> EXERCISE REQUIREMENTS
a – List every event in the book-events excerpt, along with the city and state where each one is held.
b – Pick up the book-events excerpt where it stops and continue it.

> EXCERPT PROVIDED
◆ ◆ ◆ ◆
New England Crime Bake,Boston, MA. This crime writers conference has special meaning for me. It’s where I met one of the three owners of
Level Best Books, my publisher, and best-selling author
Hank Phillippi Ryan, who endorsed my novel, A DEAD MAN’S EYES and is this year’s guest of honor. This year’s theme is HOME SWEET HOMICIDE. Come join an awesome group of writers, editors and agents for a weekend of craft and crime!
Dec. 4, Dickens of a Christmas, Wellsboro Fire Dept Annex, 21 East Ave, Wellsboro, PA, 9 a.m. to 4 p.m. The 37th annual event takes place throughout Wellsboro, but I will selling and signing copies of A DEAD MAN’S EYES among dozens of vendors in the warm and cozy annex. So, roam the gas-lit Main Street of Wellsboro, where you can enjoy some fantastic music, lots of good food and a visit with Santa, and then come on over!
Dec. 10, Joseph-Beth Booksellers, 2692 Madison Rd, Cincinnati, OH, 7 p.m.Book discussion. This event is a homecoming for me. I wrote A DEAD MAN’S EYES while living in Cincinnati, where our two youngest were born. I used to take the twins to this totally awesome independent bookstore while the older kids were in school. I am so excited to return as an author!
With fall weather comes blankets of fog that lift with the sun as I set out to school with our twins each morning. Apples still cling to the trees that line our property near the base of that hill. They are too small for pie, but maybe not too small for a cider press. Someday!
What's up with my books?
◆ ◆ ◆ ◆
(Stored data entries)
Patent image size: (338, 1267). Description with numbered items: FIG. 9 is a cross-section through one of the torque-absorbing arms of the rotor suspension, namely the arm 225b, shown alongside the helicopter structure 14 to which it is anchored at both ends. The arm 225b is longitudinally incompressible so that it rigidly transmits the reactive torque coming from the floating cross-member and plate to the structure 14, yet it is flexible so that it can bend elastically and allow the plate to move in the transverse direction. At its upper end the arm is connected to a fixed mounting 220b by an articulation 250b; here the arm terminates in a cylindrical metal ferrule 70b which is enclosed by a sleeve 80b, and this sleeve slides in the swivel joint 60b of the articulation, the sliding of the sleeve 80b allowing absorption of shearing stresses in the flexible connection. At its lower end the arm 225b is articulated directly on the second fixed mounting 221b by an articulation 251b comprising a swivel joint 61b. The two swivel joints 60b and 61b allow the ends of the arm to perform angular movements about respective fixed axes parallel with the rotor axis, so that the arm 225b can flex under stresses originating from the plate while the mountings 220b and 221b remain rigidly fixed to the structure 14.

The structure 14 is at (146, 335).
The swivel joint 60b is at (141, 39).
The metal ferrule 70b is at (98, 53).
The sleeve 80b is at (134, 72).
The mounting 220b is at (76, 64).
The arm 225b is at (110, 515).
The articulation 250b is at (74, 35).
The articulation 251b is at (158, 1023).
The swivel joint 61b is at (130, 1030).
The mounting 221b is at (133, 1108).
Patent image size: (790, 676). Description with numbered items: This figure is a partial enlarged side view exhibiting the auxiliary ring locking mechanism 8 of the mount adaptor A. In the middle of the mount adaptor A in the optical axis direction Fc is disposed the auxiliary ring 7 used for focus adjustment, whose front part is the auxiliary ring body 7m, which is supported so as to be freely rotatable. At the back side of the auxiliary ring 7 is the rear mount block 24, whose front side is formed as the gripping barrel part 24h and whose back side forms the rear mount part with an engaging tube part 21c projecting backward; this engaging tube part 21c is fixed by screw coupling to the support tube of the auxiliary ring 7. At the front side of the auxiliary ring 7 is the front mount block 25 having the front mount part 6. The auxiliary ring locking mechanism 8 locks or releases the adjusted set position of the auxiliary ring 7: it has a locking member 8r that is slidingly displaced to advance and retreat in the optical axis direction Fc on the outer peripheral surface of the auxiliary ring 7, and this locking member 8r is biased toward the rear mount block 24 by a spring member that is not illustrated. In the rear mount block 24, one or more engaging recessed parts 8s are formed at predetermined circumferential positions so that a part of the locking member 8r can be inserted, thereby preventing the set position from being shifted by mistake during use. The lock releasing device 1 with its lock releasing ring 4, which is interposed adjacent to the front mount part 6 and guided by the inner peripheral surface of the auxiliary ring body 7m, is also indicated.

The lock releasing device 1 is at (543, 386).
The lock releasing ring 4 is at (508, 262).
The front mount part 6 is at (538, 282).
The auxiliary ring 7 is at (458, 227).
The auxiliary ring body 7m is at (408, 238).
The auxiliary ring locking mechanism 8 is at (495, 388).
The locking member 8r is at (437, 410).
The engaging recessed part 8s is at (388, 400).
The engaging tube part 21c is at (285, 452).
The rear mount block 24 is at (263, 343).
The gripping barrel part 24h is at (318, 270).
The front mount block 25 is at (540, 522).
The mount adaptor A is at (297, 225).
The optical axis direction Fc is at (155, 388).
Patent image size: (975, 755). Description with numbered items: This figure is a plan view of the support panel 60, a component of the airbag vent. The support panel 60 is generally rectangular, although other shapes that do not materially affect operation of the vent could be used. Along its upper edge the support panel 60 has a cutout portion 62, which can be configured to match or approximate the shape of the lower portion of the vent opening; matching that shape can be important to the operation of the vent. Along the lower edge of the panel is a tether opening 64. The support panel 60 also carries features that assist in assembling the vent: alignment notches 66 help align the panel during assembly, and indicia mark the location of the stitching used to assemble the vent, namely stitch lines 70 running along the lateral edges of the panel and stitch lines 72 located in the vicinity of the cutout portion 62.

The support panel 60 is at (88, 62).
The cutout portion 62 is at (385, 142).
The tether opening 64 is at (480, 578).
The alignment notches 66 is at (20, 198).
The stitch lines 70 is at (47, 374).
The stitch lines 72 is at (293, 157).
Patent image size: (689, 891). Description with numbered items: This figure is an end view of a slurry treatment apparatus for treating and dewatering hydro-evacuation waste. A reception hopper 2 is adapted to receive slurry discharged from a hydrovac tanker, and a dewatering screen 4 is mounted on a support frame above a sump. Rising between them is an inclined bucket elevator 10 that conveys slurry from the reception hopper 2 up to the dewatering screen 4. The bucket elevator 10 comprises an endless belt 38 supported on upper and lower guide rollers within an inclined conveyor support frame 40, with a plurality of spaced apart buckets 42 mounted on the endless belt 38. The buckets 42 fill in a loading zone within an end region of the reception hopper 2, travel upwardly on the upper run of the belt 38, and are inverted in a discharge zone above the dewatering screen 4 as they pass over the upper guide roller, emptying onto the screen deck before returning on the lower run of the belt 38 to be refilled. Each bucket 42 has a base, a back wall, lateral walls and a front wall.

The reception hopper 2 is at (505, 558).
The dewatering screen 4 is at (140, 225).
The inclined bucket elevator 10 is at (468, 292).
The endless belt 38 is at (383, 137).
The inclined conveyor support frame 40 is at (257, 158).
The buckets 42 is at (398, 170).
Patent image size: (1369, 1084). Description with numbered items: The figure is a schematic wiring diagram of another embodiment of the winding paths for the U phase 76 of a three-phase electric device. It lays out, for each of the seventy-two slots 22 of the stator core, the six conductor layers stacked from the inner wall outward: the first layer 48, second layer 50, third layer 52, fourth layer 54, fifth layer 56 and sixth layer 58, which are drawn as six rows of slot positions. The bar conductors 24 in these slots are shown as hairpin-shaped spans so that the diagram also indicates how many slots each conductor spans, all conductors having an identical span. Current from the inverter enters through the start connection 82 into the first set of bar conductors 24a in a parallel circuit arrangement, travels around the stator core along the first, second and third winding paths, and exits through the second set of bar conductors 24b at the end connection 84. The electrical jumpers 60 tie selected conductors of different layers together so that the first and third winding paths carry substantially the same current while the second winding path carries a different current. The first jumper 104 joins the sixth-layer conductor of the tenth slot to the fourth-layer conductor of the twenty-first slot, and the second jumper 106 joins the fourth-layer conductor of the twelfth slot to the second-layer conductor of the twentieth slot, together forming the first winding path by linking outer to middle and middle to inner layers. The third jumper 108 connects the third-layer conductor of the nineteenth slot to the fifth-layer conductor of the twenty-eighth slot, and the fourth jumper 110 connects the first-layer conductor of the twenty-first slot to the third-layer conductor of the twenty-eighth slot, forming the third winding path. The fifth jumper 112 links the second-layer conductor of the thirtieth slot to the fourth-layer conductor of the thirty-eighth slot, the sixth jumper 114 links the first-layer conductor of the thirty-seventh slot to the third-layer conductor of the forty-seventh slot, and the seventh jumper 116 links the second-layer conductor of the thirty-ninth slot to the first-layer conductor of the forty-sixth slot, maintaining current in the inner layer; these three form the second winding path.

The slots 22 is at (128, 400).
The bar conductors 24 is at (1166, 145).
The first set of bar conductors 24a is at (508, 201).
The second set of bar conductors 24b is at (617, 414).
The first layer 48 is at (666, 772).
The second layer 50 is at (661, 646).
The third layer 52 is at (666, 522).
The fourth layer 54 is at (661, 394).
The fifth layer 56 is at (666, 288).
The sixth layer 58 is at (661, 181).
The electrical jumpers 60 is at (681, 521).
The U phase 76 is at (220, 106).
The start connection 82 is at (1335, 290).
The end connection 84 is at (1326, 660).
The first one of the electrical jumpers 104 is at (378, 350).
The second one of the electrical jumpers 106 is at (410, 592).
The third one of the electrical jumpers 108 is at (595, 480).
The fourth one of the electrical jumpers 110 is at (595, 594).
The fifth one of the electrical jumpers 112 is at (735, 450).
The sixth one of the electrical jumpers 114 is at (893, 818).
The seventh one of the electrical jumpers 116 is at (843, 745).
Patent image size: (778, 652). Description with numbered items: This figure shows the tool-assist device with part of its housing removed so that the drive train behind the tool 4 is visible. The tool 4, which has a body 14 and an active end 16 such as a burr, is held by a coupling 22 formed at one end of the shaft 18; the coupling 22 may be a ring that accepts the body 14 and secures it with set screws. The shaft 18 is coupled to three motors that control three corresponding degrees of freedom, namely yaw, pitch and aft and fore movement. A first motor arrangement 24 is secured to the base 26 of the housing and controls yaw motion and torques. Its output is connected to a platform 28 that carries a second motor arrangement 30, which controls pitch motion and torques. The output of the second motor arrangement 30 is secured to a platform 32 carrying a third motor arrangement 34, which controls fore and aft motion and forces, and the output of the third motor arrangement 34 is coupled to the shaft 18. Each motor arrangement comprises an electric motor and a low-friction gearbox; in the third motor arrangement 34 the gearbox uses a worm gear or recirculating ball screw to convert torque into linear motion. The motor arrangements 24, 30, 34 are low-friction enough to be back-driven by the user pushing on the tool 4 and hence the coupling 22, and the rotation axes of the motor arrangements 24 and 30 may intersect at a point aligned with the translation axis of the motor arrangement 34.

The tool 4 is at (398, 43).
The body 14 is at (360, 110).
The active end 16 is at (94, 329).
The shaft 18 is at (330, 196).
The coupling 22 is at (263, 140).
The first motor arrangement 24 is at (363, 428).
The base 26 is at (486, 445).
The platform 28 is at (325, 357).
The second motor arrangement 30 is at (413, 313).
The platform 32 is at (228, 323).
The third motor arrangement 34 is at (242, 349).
◆ ◆ ◆ ◆
> REPLIES
a –
- New England Crime Bake: Boston, MA
- Dickens of a Christmas: Wellsboro, PA
- Book discussion at Joseph-Beth Booksellers: Cincinnati, OH

b –
NEVER BROKEN, book two in the Lisa Jamison mystery/suspense series, is in the hands of my editor at Level Best Books.
While she buries herself in its pages, I am already working toward its April 12 release, reaching out to fellow authors and making lists of bloggers and reviewers who might be interested Advance Reader Copies. I am also composing the acknowledgements and thinking about concepts for the cover art. My publisher is awesome about allowing authors input on their covers. Another advantage of a small press!
Soon after NEVER BROKEN releases, the manuscript for NEVER LET GO, my first standalone thriller, is due. I need to polish that manuscript this winter and spring while also continuing to promote A DEAD MAN'S EYES, working my part-time job, finishing book three in the series and, of course, being a mom. So things are going to get busy fast. That's okay though. This is what I had always hoped for. Work rarely feels like work when I am pursuing something I love.
What's up at home?
What a wonderfully crazy month it has been!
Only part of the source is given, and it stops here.